[Start DATA TO PROCESS]

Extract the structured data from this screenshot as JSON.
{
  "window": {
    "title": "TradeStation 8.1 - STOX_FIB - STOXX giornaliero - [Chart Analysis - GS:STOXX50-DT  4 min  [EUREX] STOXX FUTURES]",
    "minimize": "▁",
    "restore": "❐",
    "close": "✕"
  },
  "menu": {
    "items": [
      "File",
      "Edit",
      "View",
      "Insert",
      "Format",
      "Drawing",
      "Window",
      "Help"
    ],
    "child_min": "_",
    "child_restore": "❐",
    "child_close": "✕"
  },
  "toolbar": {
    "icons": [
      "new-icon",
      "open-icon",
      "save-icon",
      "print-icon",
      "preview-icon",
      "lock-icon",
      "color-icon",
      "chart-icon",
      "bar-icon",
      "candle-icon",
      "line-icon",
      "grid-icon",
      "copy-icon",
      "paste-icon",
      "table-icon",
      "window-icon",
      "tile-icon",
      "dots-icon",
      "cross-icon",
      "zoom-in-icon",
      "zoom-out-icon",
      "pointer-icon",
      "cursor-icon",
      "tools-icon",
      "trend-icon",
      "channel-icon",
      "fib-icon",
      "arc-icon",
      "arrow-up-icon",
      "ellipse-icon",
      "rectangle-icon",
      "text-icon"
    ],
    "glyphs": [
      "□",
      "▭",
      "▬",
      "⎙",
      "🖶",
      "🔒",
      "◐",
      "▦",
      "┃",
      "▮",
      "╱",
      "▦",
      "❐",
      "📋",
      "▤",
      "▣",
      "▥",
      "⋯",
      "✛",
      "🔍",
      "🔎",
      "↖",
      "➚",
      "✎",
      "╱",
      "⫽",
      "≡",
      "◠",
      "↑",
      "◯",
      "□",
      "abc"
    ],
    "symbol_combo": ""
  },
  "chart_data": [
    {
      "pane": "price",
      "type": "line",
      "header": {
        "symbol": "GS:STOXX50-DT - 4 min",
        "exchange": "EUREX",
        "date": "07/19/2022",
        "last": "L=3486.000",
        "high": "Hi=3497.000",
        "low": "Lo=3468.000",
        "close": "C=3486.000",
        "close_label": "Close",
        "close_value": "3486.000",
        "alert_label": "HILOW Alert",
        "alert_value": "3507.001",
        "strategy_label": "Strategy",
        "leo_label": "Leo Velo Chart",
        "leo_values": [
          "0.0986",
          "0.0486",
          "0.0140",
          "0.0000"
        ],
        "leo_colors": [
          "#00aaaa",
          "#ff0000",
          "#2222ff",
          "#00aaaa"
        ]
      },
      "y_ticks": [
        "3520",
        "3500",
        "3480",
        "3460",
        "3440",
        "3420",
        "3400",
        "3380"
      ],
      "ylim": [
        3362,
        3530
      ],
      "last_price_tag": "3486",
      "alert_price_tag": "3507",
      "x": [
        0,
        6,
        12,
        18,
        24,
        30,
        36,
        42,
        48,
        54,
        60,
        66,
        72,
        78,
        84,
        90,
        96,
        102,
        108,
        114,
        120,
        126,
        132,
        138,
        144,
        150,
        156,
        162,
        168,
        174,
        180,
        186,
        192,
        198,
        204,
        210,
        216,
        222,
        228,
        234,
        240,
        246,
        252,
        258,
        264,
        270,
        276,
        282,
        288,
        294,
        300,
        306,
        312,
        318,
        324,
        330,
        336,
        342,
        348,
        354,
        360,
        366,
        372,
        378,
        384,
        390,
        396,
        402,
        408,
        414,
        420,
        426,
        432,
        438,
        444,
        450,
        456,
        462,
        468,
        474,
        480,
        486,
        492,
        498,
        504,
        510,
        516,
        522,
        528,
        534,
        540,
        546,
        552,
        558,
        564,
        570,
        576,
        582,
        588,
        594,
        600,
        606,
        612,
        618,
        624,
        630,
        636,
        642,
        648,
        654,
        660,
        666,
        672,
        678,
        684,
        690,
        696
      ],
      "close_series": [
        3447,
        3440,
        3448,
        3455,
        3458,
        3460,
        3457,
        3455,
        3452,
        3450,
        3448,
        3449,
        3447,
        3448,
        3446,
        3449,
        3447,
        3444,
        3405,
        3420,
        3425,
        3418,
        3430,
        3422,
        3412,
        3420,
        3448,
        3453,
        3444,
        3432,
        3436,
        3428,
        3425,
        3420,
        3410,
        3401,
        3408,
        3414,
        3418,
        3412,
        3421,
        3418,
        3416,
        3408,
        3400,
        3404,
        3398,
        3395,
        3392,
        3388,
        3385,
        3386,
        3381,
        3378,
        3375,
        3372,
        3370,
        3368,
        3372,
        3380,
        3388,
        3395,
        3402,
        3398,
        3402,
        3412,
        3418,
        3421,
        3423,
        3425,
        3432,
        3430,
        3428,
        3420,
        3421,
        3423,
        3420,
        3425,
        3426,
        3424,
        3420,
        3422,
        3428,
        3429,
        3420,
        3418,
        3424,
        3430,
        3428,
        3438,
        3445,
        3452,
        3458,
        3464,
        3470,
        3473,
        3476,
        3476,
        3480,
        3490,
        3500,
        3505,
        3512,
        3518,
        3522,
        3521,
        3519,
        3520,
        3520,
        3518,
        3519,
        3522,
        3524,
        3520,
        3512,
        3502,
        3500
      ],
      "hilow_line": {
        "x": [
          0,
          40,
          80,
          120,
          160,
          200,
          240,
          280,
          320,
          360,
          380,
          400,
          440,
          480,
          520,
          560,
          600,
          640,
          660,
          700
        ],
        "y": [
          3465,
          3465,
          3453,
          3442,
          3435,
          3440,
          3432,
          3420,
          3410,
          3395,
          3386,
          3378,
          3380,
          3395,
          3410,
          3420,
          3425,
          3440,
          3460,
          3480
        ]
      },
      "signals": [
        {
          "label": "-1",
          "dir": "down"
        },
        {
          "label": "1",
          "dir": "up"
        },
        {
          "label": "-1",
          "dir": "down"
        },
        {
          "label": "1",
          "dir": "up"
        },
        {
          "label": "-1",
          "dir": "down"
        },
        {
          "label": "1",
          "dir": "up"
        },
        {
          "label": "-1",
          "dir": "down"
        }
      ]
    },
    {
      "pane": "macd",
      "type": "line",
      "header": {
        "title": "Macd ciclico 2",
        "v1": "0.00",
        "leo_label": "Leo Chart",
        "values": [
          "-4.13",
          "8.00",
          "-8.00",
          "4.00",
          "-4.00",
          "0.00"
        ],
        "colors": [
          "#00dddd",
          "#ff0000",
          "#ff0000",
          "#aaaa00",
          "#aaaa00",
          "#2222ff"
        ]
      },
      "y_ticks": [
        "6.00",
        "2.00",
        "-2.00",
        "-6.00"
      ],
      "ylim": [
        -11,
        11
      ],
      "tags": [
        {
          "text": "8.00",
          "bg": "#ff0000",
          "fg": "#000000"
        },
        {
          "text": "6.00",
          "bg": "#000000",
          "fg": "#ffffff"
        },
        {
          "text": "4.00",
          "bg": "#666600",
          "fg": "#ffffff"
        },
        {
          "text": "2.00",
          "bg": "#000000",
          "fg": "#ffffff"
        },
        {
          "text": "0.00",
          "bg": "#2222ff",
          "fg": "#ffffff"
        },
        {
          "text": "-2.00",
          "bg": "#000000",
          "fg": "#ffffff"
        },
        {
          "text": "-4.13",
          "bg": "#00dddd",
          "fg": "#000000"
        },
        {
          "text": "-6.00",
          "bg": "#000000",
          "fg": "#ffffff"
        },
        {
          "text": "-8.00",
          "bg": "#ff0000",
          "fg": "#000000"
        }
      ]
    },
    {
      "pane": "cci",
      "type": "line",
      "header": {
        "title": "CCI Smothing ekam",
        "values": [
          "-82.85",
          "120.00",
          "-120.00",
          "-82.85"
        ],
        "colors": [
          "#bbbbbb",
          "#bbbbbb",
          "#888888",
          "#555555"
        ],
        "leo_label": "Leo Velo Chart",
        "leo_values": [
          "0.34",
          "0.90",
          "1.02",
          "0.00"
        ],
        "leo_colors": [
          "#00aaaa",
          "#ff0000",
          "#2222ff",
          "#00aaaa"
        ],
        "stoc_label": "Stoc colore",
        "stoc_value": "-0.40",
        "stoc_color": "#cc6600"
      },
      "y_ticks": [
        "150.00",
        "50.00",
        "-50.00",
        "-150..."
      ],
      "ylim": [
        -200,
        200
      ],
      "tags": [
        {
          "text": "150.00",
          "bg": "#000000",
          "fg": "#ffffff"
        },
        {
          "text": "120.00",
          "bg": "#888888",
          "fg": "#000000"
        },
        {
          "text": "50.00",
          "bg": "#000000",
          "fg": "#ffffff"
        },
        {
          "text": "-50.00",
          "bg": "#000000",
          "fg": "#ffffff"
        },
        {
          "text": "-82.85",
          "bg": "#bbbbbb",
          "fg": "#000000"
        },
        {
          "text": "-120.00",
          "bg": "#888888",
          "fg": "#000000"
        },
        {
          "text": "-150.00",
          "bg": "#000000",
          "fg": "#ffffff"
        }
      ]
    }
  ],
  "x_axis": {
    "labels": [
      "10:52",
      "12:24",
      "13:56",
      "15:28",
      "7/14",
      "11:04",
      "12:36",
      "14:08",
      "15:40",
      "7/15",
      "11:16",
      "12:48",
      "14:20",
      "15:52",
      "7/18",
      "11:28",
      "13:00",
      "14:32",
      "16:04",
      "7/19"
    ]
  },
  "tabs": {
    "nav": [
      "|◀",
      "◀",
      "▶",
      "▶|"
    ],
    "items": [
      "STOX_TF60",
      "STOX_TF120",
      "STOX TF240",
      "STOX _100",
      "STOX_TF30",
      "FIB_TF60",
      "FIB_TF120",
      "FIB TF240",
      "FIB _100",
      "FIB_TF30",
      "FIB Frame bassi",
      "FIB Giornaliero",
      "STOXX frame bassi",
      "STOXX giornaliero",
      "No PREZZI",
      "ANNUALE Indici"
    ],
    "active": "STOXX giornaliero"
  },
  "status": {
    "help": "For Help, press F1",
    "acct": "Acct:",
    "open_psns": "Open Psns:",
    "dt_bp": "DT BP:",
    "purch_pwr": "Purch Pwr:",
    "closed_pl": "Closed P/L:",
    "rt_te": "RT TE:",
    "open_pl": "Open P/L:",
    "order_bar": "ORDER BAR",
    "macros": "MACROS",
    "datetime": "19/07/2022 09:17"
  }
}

[End DATA TO PROCESS]

TASK DETAILS: Go through the records above and copy every line with the word "EUREX".

EXERCISE OUTPUT:
    "title": "TradeStation 8.1 - STOX_FIB - STOXX giornaliero - [Chart Analysis - GS:STOXX50-DT  4 min  [EUREX] STOXX FUTURES]",
        "exchange": "EUREX",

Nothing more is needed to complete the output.